------ TEXTAUSZUG ------

Rote Vogelmilbe: Neue Waffe in der Patentierung

13 November 2023
Rote Vogelmilbe
Rote VogelmilbeMilben

Die Tierärztliche Hochschule Hannover hat unter anderem zusammen mit einem Wirtschaftspartner eine neue wirksame Waffe ohne Chemie gegen die Rote Vogelmilbe entwickelt. Sie befindet sich derzeit in der Patentierung. Auf der DLG-Geflügeltagung in Celle gab es dazu Informationen.  

Für fast jede Legehennenhalterin und fast jeden Legehennenhalter gehört die Bekämpfung der Roten Vogelmilbe zum Alltagsgeschäft. Das gilt nicht nur für Deutschland, sondern weltweit. Wegen der Schadwirkungen auf das Tier (Juckreiz, Blutverlust, Unruhe im Stall, Leistungseinbußen, Übertragung von Krankheiten) und der hohen Vermehrungsrate muss der Parasit unbedingt regelmäßig bekämpft werden.

------ DATENSÄTZE ------

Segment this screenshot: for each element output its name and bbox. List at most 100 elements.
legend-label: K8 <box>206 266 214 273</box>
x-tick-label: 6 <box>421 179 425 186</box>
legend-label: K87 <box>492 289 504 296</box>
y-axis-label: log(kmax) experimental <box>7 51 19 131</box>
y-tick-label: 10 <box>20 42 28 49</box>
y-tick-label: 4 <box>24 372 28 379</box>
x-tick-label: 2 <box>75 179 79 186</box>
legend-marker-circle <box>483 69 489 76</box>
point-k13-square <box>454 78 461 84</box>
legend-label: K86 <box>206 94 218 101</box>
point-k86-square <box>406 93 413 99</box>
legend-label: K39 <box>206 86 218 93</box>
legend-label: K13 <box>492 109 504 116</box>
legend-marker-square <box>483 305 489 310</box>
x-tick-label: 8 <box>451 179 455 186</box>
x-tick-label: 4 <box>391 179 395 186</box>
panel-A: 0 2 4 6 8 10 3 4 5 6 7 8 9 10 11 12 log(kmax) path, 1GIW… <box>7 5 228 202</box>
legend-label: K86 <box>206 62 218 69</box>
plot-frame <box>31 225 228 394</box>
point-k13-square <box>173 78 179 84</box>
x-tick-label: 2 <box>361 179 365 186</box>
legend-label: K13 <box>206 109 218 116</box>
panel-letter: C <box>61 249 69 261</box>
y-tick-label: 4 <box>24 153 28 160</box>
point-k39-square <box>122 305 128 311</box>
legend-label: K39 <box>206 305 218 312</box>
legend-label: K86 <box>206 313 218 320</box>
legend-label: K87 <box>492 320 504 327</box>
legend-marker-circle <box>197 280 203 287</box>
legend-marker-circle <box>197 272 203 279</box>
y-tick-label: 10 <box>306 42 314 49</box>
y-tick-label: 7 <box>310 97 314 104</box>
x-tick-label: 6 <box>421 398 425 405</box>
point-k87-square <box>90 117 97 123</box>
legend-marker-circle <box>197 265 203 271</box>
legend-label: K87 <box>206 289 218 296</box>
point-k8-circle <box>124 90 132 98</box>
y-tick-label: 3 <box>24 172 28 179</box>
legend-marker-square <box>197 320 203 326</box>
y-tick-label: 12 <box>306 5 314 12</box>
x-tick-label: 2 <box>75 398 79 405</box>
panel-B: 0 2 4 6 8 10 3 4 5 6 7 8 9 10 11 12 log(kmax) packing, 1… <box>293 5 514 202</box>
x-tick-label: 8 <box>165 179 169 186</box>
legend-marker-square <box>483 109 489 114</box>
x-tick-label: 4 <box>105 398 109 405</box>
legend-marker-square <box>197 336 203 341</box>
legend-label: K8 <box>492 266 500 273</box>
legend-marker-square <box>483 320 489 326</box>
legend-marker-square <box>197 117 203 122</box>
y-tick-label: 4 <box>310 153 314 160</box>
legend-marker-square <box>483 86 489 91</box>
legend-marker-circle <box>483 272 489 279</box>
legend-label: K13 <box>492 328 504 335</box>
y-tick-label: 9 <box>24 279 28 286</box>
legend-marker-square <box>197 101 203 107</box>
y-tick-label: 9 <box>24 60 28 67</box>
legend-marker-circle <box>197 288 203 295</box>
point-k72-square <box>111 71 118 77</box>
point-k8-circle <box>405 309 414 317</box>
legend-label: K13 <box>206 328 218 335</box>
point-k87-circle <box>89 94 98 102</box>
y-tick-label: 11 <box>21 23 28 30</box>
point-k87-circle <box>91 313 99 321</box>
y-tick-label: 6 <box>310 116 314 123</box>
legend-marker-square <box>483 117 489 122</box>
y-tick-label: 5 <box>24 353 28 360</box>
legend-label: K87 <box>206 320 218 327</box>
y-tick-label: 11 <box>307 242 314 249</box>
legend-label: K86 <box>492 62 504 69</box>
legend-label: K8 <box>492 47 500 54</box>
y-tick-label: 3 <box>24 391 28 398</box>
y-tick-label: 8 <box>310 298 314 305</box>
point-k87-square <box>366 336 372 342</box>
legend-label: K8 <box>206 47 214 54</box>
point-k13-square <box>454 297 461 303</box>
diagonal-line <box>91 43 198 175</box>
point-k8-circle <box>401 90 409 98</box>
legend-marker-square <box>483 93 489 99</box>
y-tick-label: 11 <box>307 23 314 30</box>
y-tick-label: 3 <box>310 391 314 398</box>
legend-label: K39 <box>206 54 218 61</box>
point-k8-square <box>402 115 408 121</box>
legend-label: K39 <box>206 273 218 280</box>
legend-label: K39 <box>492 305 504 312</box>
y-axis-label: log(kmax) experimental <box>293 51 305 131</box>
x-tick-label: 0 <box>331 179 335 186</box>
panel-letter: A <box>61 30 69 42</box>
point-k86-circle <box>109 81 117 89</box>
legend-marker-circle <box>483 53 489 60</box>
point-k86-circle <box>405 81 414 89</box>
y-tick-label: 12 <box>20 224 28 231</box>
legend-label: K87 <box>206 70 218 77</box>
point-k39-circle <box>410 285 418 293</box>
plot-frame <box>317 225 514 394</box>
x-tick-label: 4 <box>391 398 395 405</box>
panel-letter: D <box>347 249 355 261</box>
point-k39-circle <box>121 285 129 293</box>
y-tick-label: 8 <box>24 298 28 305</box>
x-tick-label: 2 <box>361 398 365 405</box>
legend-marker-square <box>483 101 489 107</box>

------

(AUFGABEN)
[1] Beantworten Sie kurz diese Fragen zum Artikel über die Rote Vogelmilbe:
(a) Welche Hochschule hat die neue Waffe gegen die Rote Vogelmilbe mit entwickelt?
(b) Auf welcher Veranstaltung gab es Informationen dazu?
(c) Welche Schadwirkungen auf das Tier werden genannt?
[2] Schreiben Sie aus dem Artikel über die Rote Vogelmilbe die Stelle von "Die Tierärztliche Hochschule" bis "es dazu Informationen." wortgetreu ab.
Die Zeilen haben mit dem Artikel über die Rote Vogelmilbe nichts zu tun.

(LÖSUNGEN)
[1]
(a) Die Tierärztliche Hochschule Hannover.
(b) Auf der DLG-Geflügeltagung in Celle.
(c) Juckreiz, Blutverlust, Unruhe im Stall, Leistungseinbußen und Übertragung von Krankheiten.

[2]
Die Tierärztliche Hochschule Hannover hat unter anderem zusammen mit einem Wirtschaftspartner eine neue wirksame Waffe ohne Chemie gegen die Rote Vogelmilbe entwickelt. Sie befindet sich derzeit in der Patentierung. Auf der DLG-Geflügeltagung in Celle gab es dazu Informationen.